[Records from a data source]
BEGIN

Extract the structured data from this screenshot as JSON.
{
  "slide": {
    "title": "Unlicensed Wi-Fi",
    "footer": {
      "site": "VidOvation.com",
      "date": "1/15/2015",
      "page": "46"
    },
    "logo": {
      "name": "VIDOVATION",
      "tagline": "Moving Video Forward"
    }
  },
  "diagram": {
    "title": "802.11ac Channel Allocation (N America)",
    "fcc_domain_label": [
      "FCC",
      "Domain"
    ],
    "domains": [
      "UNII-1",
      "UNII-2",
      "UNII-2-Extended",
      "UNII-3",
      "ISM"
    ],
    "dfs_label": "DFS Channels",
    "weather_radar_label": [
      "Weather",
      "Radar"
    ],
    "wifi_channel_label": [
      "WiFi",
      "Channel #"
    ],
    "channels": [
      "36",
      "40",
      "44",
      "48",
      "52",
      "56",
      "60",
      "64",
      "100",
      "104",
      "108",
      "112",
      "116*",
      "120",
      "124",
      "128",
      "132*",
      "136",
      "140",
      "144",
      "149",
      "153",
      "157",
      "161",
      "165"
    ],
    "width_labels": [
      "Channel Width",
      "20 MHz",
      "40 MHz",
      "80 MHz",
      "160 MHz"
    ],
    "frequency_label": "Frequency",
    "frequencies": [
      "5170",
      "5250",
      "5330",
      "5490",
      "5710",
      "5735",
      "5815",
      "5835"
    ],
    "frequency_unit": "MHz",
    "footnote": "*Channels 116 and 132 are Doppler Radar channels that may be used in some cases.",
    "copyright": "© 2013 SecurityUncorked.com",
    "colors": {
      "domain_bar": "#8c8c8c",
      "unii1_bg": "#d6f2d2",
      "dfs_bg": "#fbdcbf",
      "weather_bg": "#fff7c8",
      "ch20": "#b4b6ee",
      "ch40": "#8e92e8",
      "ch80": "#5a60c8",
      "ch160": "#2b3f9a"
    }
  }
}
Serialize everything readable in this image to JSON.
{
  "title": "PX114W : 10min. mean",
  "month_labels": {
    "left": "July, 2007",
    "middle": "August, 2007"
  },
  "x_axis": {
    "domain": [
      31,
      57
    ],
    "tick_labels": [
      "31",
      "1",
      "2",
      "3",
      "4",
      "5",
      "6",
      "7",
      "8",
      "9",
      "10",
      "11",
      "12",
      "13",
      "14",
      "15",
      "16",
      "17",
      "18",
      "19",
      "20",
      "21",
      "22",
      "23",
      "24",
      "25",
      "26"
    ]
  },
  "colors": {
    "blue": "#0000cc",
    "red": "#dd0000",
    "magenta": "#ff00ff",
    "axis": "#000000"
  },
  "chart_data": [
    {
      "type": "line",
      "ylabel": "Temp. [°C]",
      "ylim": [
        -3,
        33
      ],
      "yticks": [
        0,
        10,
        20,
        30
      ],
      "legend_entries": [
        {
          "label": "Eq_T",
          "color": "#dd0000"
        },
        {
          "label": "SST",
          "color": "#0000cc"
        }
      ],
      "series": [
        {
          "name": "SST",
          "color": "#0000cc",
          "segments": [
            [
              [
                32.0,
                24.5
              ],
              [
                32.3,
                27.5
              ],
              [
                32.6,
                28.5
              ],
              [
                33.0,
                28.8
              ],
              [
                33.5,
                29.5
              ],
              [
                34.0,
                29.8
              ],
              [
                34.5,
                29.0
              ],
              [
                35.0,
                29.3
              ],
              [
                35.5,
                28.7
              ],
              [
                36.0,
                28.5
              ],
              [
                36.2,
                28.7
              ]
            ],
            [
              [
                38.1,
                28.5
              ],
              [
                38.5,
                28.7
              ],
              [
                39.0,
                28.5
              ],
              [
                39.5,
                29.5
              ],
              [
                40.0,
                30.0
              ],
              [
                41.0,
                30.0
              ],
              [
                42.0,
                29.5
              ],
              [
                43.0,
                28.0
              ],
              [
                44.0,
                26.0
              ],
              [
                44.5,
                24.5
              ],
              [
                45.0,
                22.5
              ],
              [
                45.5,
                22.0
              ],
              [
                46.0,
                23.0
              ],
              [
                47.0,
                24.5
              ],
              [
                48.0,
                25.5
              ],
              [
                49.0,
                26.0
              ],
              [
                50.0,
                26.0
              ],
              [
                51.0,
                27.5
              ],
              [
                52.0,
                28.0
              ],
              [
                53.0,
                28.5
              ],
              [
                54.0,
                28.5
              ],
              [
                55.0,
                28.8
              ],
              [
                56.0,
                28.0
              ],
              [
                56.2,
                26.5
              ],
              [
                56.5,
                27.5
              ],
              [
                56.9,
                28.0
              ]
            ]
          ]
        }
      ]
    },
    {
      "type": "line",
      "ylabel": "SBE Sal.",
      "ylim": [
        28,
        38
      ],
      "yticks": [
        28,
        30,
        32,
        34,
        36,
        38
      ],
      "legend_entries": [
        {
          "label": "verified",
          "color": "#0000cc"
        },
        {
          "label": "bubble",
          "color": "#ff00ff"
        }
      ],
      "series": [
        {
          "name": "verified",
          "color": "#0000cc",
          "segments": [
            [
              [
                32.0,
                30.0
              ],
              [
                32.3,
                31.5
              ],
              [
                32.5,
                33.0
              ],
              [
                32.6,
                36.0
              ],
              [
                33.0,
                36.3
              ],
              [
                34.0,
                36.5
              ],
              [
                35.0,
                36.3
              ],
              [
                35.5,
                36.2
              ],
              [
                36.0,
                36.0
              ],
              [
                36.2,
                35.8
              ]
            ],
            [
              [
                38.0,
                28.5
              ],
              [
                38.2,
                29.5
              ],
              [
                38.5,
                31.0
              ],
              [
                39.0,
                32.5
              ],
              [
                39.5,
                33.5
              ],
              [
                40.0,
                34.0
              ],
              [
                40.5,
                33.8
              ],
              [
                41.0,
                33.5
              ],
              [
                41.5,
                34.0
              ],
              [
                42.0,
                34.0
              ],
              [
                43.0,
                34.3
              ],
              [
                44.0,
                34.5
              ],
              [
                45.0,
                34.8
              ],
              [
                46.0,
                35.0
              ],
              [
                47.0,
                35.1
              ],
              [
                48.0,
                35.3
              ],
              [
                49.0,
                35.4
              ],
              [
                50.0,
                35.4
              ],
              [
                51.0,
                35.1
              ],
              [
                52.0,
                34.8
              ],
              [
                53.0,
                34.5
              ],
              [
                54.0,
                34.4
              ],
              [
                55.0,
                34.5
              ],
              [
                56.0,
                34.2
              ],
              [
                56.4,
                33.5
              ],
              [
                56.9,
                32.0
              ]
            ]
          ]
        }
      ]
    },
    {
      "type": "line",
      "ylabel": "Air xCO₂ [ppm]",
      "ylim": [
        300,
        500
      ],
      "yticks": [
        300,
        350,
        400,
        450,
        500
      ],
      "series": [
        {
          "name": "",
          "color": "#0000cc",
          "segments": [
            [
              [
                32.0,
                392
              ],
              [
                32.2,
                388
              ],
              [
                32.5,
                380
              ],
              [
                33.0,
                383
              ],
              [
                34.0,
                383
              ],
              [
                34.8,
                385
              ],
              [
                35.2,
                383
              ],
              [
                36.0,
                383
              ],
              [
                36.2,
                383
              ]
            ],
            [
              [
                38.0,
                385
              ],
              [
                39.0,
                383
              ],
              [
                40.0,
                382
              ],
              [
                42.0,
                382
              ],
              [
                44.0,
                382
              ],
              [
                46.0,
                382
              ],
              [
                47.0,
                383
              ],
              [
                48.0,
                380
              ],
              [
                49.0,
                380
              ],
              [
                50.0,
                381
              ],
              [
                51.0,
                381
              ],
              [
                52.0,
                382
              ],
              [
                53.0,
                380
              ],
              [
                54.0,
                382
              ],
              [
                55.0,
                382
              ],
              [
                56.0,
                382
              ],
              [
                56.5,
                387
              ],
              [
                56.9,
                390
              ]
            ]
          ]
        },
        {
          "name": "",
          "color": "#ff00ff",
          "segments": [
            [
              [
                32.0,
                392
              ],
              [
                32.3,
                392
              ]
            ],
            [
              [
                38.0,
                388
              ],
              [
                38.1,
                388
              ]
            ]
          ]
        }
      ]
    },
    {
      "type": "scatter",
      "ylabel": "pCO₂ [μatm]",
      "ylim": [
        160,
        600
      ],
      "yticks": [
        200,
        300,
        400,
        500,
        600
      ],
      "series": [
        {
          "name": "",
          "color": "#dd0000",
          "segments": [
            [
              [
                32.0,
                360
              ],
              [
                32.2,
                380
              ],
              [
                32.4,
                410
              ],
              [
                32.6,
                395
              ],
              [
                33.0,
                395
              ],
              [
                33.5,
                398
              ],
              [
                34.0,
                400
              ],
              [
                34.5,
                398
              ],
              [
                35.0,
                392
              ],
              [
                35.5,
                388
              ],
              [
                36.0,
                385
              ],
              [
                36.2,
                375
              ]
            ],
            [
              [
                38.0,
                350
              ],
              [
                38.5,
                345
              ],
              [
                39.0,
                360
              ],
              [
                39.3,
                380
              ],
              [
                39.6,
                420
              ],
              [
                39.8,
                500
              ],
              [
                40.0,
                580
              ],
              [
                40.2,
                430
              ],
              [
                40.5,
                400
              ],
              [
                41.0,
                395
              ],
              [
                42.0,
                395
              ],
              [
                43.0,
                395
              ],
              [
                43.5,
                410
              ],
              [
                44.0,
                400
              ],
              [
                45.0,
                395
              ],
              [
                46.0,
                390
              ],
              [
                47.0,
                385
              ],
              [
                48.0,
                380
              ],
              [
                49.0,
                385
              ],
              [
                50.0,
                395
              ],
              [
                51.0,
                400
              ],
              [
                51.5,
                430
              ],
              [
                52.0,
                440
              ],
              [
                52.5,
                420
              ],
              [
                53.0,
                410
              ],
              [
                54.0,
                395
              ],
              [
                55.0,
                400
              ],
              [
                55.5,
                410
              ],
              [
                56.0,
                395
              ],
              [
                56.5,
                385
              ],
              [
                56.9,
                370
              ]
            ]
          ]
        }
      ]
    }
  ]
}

END

EXERCISE OBJECTIVE. Where a line of the data holds "title", show that line.

FULL RESPONSE.
    "title": "Unlicensed Wi-Fi",
    "title": "802.11ac Channel Allocation (N America)",
  "title": "PX114W : 10min. mean",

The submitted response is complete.